(Extracts from a graphics dataset)
· · · ·

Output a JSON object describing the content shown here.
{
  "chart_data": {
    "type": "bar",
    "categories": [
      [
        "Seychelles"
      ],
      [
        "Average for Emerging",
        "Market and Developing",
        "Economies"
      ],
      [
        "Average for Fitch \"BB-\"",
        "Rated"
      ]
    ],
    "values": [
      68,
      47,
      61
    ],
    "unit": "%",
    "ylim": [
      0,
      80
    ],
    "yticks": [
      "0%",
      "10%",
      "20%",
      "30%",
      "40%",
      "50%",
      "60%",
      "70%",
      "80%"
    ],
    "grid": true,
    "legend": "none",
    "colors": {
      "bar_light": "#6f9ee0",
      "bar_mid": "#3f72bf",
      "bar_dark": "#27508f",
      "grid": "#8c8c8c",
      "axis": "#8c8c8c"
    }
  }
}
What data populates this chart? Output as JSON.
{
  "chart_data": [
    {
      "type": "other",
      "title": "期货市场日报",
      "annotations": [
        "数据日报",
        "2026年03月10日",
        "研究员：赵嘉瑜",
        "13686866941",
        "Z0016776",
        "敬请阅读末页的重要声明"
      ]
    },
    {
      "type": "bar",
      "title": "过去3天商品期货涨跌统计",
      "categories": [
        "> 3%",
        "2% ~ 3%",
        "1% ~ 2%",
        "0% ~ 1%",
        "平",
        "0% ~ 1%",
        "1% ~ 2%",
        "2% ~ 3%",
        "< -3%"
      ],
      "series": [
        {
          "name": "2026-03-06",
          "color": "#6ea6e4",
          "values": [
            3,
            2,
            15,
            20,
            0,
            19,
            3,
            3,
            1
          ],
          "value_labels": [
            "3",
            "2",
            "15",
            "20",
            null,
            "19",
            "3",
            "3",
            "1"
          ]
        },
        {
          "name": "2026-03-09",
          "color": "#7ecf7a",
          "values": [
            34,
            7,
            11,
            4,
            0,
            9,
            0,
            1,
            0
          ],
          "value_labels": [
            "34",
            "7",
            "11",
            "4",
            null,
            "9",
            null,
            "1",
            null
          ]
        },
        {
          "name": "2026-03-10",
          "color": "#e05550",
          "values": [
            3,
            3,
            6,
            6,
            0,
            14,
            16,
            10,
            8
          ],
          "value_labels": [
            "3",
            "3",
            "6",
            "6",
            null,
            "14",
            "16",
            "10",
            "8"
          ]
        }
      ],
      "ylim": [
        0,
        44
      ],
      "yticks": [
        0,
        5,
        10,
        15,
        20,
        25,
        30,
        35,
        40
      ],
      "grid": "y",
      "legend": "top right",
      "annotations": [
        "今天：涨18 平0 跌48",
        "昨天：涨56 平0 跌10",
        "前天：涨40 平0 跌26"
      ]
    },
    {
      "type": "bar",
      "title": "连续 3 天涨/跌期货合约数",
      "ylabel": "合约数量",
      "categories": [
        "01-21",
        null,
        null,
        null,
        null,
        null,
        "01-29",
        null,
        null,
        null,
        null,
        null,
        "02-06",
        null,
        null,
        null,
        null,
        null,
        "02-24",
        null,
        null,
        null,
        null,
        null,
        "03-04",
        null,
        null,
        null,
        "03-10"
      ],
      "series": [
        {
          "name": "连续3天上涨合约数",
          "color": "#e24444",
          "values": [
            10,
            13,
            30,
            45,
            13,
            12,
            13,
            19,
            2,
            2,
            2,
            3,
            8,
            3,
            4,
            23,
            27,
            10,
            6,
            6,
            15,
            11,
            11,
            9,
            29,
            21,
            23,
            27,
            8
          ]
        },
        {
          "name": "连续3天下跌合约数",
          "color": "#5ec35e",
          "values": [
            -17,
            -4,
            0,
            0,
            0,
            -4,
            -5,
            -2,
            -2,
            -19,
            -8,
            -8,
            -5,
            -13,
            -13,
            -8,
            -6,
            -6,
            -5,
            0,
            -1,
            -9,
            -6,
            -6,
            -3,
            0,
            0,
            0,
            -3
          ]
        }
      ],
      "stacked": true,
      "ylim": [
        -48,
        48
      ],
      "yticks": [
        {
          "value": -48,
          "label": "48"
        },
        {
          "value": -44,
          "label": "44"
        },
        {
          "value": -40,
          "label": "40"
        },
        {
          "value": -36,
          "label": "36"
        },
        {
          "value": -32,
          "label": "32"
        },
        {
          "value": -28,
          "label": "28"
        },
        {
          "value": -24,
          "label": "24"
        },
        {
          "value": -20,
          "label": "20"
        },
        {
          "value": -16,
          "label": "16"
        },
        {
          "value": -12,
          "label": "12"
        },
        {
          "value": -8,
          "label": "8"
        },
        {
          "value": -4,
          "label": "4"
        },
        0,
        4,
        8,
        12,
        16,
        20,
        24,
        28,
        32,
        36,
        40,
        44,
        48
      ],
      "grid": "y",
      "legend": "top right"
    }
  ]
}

· · · ·

● **Required work**
From the first line to the last, please quote the material above exactly.

● **Output**
Output a JSON object describing the content shown here.
{
  "chart_data": {
    "type": "bar",
    "categories": [
      [
        "Seychelles"
      ],
      [
        "Average for Emerging",
        "Market and Developing",
        "Economies"
      ],
      [
        "Average for Fitch \"BB-\"",
        "Rated"
      ]
    ],
    "values": [
      68,
      47,
      61
    ],
    "unit": "%",
    "ylim": [
      0,
      80
    ],
    "yticks": [
      "0%",
      "10%",
      "20%",
      "30%",
      "40%",
      "50%",
      "60%",
      "70%",
      "80%"
    ],
    "grid": true,
    "legend": "none",
    "colors": {
      "bar_light": "#6f9ee0",
      "bar_mid": "#3f72bf",
      "bar_dark": "#27508f",
      "grid": "#8c8c8c",
      "axis": "#8c8c8c"
    }
  }
}
What data populates this chart? Output as JSON.
{
  "chart_data": [
    {
      "type": "other",
      "title": "期货市场日报",
      "annotations": [
        "数据日报",
        "2026年03月10日",
        "研究员：赵嘉瑜",
        "13686866941",
        "Z0016776",
        "敬请阅读末页的重要声明"
      ]
    },
    {
      "type": "bar",
      "title": "过去3天商品期货涨跌统计",
      "categories": [
        "> 3%",
        "2% ~ 3%",
        "1% ~ 2%",
        "0% ~ 1%",
        "平",
        "0% ~ 1%",
        "1% ~ 2%",
        "2% ~ 3%",
        "< -3%"
      ],
      "series": [
        {
          "name": "2026-03-06",
          "color": "#6ea6e4",
          "values": [
            3,
            2,
            15,
            20,
            0,
            19,
            3,
            3,
            1
          ],
          "value_labels": [
            "3",
            "2",
            "15",
            "20",
            null,
            "19",
            "3",
            "3",
            "1"
          ]
        },
        {
          "name": "2026-03-09",
          "color": "#7ecf7a",
          "values": [
            34,
            7,
            11,
            4,
            0,
            9,
            0,
            1,
            0
          ],
          "value_labels": [
            "34",
            "7",
            "11",
            "4",
            null,
            "9",
            null,
            "1",
            null
          ]
        },
        {
          "name": "2026-03-10",
          "color": "#e05550",
          "values": [
            3,
            3,
            6,
            6,
            0,
            14,
            16,
            10,
            8
          ],
          "value_labels": [
            "3",
            "3",
            "6",
            "6",
            null,
            "14",
            "16",
            "10",
            "8"
          ]
        }
      ],
      "ylim": [
        0,
        44
      ],
      "yticks": [
        0,
        5,
        10,
        15,
        20,
        25,
        30,
        35,
        40
      ],
      "grid": "y",
      "legend": "top right",
      "annotations": [
        "今天：涨18 平0 跌48",
        "昨天：涨56 平0 跌10",
        "前天：涨40 平0 跌26"
      ]
    },
    {
      "type": "bar",
      "title": "连续 3 天涨/跌期货合约数",
      "ylabel": "合约数量",
      "categories": [
        "01-21",
        null,
        null,
        null,
        null,
        null,
        "01-29",
        null,
        null,
        null,
        null,
        null,
        "02-06",
        null,
        null,
        null,
        null,
        null,
        "02-24",
        null,
        null,
        null,
        null,
        null,
        "03-04",
        null,
        null,
        null,
        "03-10"
      ],
      "series": [
        {
          "name": "连续3天上涨合约数",
          "color": "#e24444",
          "values": [
            10,
            13,
            30,
            45,
            13,
            12,
            13,
            19,
            2,
            2,
            2,
            3,
            8,
            3,
            4,
            23,
            27,
            10,
            6,
            6,
            15,
            11,
            11,
            9,
            29,
            21,
            23,
            27,
            8
          ]
        },
        {
          "name": "连续3天下跌合约数",
          "color": "#5ec35e",
          "values": [
            -17,
            -4,
            0,
            0,
            0,
            -4,
            -5,
            -2,
            -2,
            -19,
            -8,
            -8,
            -5,
            -13,
            -13,
            -8,
            -6,
            -6,
            -5,
            0,
            -1,
            -9,
            -6,
            -6,
            -3,
            0,
            0,
            0,
            -3
          ]
        }
      ],
      "stacked": true,
      "ylim": [
        -48,
        48
      ],
      "yticks": [
        {
          "value": -48,
          "label": "48"
        },
        {
          "value": -44,
          "label": "44"
        },
        {
          "value": -40,
          "label": "40"
        },
        {
          "value": -36,
          "label": "36"
        },
        {
          "value": -32,
          "label": "32"
        },
        {
          "value": -28,
          "label": "28"
        },
        {
          "value": -24,
          "label": "24"
        },
        {
          "value": -20,
          "label": "20"
        },
        {
          "value": -16,
          "label": "16"
        },
        {
          "value": -12,
          "label": "12"
        },
        {
          "value": -8,
          "label": "8"
        },
        {
          "value": -4,
          "label": "4"
        },
        0,
        4,
        8,
        12,
        16,
        20,
        24,
        28,
        32,
        36,
        40,
        44,
        48
      ],
      "grid": "y",
      "legend": "top right"
    }
  ]
}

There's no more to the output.